Objective —
Copy the listing below in full and skip every picture.
↓↓↓
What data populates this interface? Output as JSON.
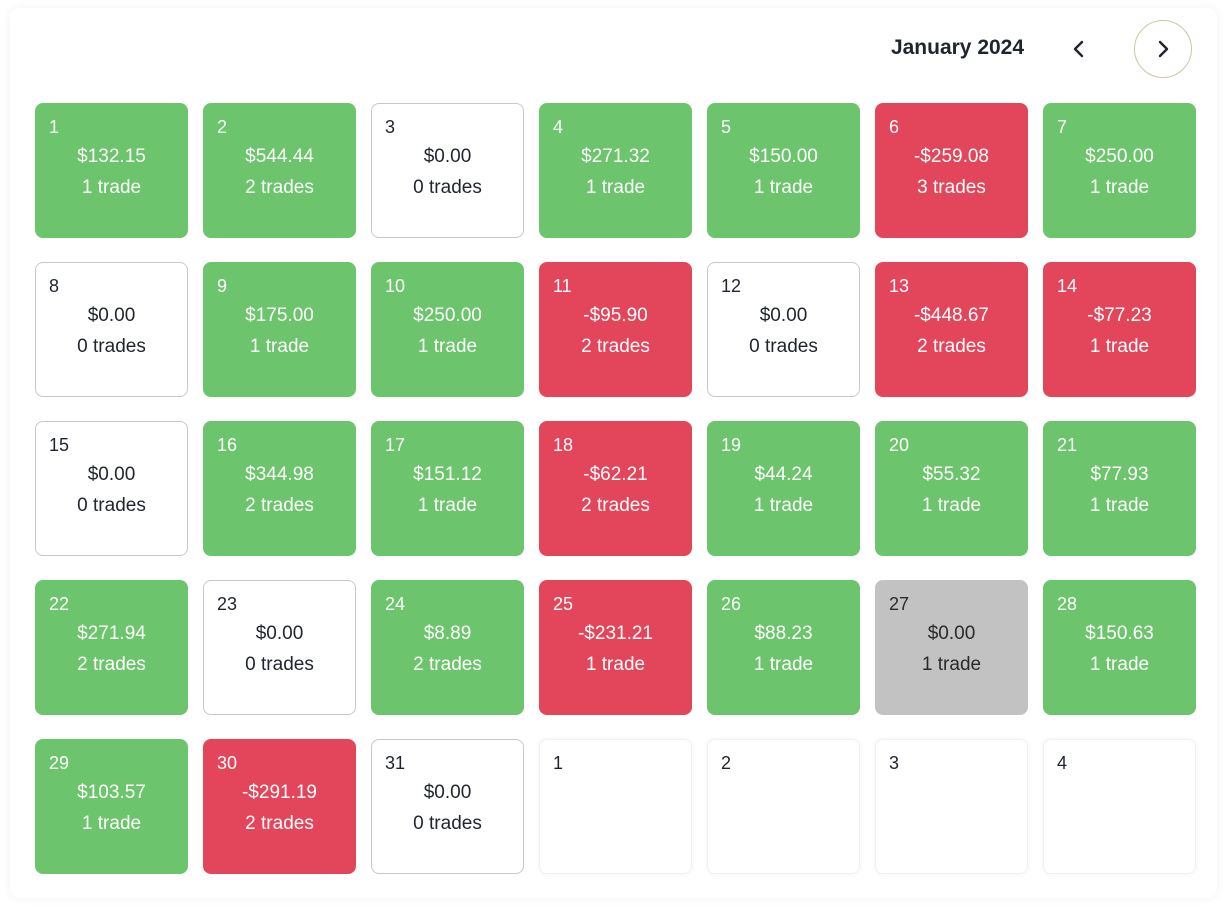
{
  "header": {
    "month_label": "January 2024",
    "prev_icon": "chevron-left-icon",
    "next_icon": "chevron-right-icon"
  },
  "colors": {
    "profit": "#6cc46c",
    "loss": "#e3455b",
    "neutral": "#c2c2c2",
    "next_button_border": "#cfc4a6"
  },
  "days": [
    {
      "day": "1",
      "pnl": "$132.15",
      "trades": "1 trade",
      "status": "profit"
    },
    {
      "day": "2",
      "pnl": "$544.44",
      "trades": "2 trades",
      "status": "profit"
    },
    {
      "day": "3",
      "pnl": "$0.00",
      "trades": "0 trades",
      "status": "zero"
    },
    {
      "day": "4",
      "pnl": "$271.32",
      "trades": "1 trade",
      "status": "profit"
    },
    {
      "day": "5",
      "pnl": "$150.00",
      "trades": "1 trade",
      "status": "profit"
    },
    {
      "day": "6",
      "pnl": "-$259.08",
      "trades": "3 trades",
      "status": "loss"
    },
    {
      "day": "7",
      "pnl": "$250.00",
      "trades": "1 trade",
      "status": "profit"
    },
    {
      "day": "8",
      "pnl": "$0.00",
      "trades": "0 trades",
      "status": "zero"
    },
    {
      "day": "9",
      "pnl": "$175.00",
      "trades": "1 trade",
      "status": "profit"
    },
    {
      "day": "10",
      "pnl": "$250.00",
      "trades": "1 trade",
      "status": "profit"
    },
    {
      "day": "11",
      "pnl": "-$95.90",
      "trades": "2 trades",
      "status": "loss"
    },
    {
      "day": "12",
      "pnl": "$0.00",
      "trades": "0 trades",
      "status": "zero"
    },
    {
      "day": "13",
      "pnl": "-$448.67",
      "trades": "2 trades",
      "status": "loss"
    },
    {
      "day": "14",
      "pnl": "-$77.23",
      "trades": "1 trade",
      "status": "loss"
    },
    {
      "day": "15",
      "pnl": "$0.00",
      "trades": "0 trades",
      "status": "zero"
    },
    {
      "day": "16",
      "pnl": "$344.98",
      "trades": "2 trades",
      "status": "profit"
    },
    {
      "day": "17",
      "pnl": "$151.12",
      "trades": "1 trade",
      "status": "profit"
    },
    {
      "day": "18",
      "pnl": "-$62.21",
      "trades": "2 trades",
      "status": "loss"
    },
    {
      "day": "19",
      "pnl": "$44.24",
      "trades": "1 trade",
      "status": "profit"
    },
    {
      "day": "20",
      "pnl": "$55.32",
      "trades": "1 trade",
      "status": "profit"
    },
    {
      "day": "21",
      "pnl": "$77.93",
      "trades": "1 trade",
      "status": "profit"
    },
    {
      "day": "22",
      "pnl": "$271.94",
      "trades": "2 trades",
      "status": "profit"
    },
    {
      "day": "23",
      "pnl": "$0.00",
      "trades": "0 trades",
      "status": "zero"
    },
    {
      "day": "24",
      "pnl": "$8.89",
      "trades": "2 trades",
      "status": "profit"
    },
    {
      "day": "25",
      "pnl": "-$231.21",
      "trades": "1 trade",
      "status": "loss"
    },
    {
      "day": "26",
      "pnl": "$88.23",
      "trades": "1 trade",
      "status": "profit"
    },
    {
      "day": "27",
      "pnl": "$0.00",
      "trades": "1 trade",
      "status": "neutral"
    },
    {
      "day": "28",
      "pnl": "$150.63",
      "trades": "1 trade",
      "status": "profit"
    },
    {
      "day": "29",
      "pnl": "$103.57",
      "trades": "1 trade",
      "status": "profit"
    },
    {
      "day": "30",
      "pnl": "-$291.19",
      "trades": "2 trades",
      "status": "loss"
    },
    {
      "day": "31",
      "pnl": "$0.00",
      "trades": "0 trades",
      "status": "zero"
    },
    {
      "day": "1",
      "pnl": "",
      "trades": "",
      "status": "other"
    },
    {
      "day": "2",
      "pnl": "",
      "trades": "",
      "status": "other"
    },
    {
      "day": "3",
      "pnl": "",
      "trades": "",
      "status": "other"
    },
    {
      "day": "4",
      "pnl": "",
      "trades": "",
      "status": "other"
    }
  ]
}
↑↑↑
Result below —
What data populates this interface? Output as JSON.
{
  "header": {
    "month_label": "January 2024",
    "prev_icon": "chevron-left-icon",
    "next_icon": "chevron-right-icon"
  },
  "colors": {
    "profit": "#6cc46c",
    "loss": "#e3455b",
    "neutral": "#c2c2c2",
    "next_button_border": "#cfc4a6"
  },
  "days": [
    {
      "day": "1",
      "pnl": "$132.15",
      "trades": "1 trade",
      "status": "profit"
    },
    {
      "day": "2",
      "pnl": "$544.44",
      "trades": "2 trades",
      "status": "profit"
    },
    {
      "day": "3",
      "pnl": "$0.00",
      "trades": "0 trades",
      "status": "zero"
    },
    {
      "day": "4",
      "pnl": "$271.32",
      "trades": "1 trade",
      "status": "profit"
    },
    {
      "day": "5",
      "pnl": "$150.00",
      "trades": "1 trade",
      "status": "profit"
    },
    {
      "day": "6",
      "pnl": "-$259.08",
      "trades": "3 trades",
      "status": "loss"
    },
    {
      "day": "7",
      "pnl": "$250.00",
      "trades": "1 trade",
      "status": "profit"
    },
    {
      "day": "8",
      "pnl": "$0.00",
      "trades": "0 trades",
      "status": "zero"
    },
    {
      "day": "9",
      "pnl": "$175.00",
      "trades": "1 trade",
      "status": "profit"
    },
    {
      "day": "10",
      "pnl": "$250.00",
      "trades": "1 trade",
      "status": "profit"
    },
    {
      "day": "11",
      "pnl": "-$95.90",
      "trades": "2 trades",
      "status": "loss"
    },
    {
      "day": "12",
      "pnl": "$0.00",
      "trades": "0 trades",
      "status": "zero"
    },
    {
      "day": "13",
      "pnl": "-$448.67",
      "trades": "2 trades",
      "status": "loss"
    },
    {
      "day": "14",
      "pnl": "-$77.23",
      "trades": "1 trade",
      "status": "loss"
    },
    {
      "day": "15",
      "pnl": "$0.00",
      "trades": "0 trades",
      "status": "zero"
    },
    {
      "day": "16",
      "pnl": "$344.98",
      "trades": "2 trades",
      "status": "profit"
    },
    {
      "day": "17",
      "pnl": "$151.12",
      "trades": "1 trade",
      "status": "profit"
    },
    {
      "day": "18",
      "pnl": "-$62.21",
      "trades": "2 trades",
      "status": "loss"
    },
    {
      "day": "19",
      "pnl": "$44.24",
      "trades": "1 trade",
      "status": "profit"
    },
    {
      "day": "20",
      "pnl": "$55.32",
      "trades": "1 trade",
      "status": "profit"
    },
    {
      "day": "21",
      "pnl": "$77.93",
      "trades": "1 trade",
      "status": "profit"
    },
    {
      "day": "22",
      "pnl": "$271.94",
      "trades": "2 trades",
      "status": "profit"
    },
    {
      "day": "23",
      "pnl": "$0.00",
      "trades": "0 trades",
      "status": "zero"
    },
    {
      "day": "24",
      "pnl": "$8.89",
      "trades": "2 trades",
      "status": "profit"
    },
    {
      "day": "25",
      "pnl": "-$231.21",
      "trades": "1 trade",
      "status": "loss"
    },
    {
      "day": "26",
      "pnl": "$88.23",
      "trades": "1 trade",
      "status": "profit"
    },
    {
      "day": "27",
      "pnl": "$0.00",
      "trades": "1 trade",
      "status": "neutral"
    },
    {
      "day": "28",
      "pnl": "$150.63",
      "trades": "1 trade",
      "status": "profit"
    },
    {
      "day": "29",
      "pnl": "$103.57",
      "trades": "1 trade",
      "status": "profit"
    },
    {
      "day": "30",
      "pnl": "-$291.19",
      "trades": "2 trades",
      "status": "loss"
    },
    {
      "day": "31",
      "pnl": "$0.00",
      "trades": "0 trades",
      "status": "zero"
    },
    {
      "day": "1",
      "pnl": "",
      "trades": "",
      "status": "other"
    },
    {
      "day": "2",
      "pnl": "",
      "trades": "",
      "status": "other"
    },
    {
      "day": "3",
      "pnl": "",
      "trades": "",
      "status": "other"
    },
    {
      "day": "4",
      "pnl": "",
      "trades": "",
      "status": "other"
    }
  ]
}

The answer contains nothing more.